(Stored entries)
☆ ☆ ☆ ☆ ☆ ☆ ☆

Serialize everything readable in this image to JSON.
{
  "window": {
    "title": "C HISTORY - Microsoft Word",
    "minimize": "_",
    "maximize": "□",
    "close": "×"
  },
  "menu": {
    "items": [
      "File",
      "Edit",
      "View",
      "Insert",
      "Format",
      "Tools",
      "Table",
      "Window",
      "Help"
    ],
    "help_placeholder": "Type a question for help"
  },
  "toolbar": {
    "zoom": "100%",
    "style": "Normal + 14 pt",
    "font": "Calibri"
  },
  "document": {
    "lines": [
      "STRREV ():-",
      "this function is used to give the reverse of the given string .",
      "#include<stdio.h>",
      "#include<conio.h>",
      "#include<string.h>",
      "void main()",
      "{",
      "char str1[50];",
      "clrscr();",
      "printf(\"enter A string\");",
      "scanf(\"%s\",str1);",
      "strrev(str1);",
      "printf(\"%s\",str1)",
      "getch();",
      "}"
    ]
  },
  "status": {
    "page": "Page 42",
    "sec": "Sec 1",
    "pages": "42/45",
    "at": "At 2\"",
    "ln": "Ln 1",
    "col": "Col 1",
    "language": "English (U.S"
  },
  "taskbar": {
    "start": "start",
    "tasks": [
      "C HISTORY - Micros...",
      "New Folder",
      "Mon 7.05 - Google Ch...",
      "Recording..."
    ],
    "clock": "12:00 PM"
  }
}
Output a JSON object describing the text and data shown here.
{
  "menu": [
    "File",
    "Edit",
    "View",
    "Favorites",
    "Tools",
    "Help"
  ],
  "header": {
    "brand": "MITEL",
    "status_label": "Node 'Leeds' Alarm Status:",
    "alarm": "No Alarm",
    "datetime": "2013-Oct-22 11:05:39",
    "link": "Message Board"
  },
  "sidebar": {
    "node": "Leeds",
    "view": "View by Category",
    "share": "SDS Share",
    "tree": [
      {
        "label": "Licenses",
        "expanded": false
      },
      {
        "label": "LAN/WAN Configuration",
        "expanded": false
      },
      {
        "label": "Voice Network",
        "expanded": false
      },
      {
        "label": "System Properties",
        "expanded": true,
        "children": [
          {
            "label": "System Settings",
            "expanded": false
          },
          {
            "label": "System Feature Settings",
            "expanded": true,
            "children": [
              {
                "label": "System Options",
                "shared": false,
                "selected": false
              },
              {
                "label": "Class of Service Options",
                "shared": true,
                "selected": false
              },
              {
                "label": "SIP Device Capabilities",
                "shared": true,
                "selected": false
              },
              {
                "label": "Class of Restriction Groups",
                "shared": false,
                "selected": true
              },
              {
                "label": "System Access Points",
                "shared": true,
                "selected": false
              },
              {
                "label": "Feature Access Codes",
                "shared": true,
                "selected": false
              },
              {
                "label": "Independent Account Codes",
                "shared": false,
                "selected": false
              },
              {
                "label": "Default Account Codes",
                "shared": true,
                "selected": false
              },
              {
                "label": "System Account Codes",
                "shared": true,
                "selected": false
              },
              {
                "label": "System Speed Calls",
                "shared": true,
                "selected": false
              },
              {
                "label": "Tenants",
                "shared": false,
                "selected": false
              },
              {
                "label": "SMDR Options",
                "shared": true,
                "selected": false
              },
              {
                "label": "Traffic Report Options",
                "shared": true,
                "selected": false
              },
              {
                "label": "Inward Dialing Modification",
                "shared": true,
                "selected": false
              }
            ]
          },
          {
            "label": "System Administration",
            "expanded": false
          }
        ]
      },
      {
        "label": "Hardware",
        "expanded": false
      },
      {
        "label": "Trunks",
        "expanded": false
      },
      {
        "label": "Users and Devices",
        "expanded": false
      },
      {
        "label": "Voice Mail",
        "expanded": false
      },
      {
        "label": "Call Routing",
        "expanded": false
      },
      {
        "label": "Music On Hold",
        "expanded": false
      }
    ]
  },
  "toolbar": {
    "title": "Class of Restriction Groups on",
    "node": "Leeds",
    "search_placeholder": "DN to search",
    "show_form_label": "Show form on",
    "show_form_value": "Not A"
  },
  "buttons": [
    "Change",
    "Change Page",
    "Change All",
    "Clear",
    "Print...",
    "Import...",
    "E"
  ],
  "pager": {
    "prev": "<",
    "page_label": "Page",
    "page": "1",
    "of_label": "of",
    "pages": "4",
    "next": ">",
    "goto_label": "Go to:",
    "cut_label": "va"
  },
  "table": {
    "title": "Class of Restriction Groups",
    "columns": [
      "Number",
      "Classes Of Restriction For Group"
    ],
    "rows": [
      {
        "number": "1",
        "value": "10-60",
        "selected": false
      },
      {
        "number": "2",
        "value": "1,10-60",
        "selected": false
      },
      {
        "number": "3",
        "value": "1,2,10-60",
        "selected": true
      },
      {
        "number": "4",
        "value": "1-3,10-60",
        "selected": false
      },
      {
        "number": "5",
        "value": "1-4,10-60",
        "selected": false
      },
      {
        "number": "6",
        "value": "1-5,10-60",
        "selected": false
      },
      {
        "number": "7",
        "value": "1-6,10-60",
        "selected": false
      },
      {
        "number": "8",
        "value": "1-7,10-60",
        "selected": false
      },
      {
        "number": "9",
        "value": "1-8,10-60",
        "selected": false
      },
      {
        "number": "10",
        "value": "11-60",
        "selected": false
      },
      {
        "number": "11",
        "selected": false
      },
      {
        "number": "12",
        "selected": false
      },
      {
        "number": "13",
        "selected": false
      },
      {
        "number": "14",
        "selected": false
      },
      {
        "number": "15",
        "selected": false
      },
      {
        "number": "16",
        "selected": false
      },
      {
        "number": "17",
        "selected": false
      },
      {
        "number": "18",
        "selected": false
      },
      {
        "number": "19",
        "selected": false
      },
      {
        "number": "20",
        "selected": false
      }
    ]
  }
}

☆ ☆ ☆ ☆ ☆ ☆ ☆

## Objective:
Return only those lines of the records that contain the string "title".

## Exercise solution:
    "title": "C HISTORY - Microsoft Word",
    "title": "Class of Restriction Groups on",
    "title": "Class of Restriction Groups",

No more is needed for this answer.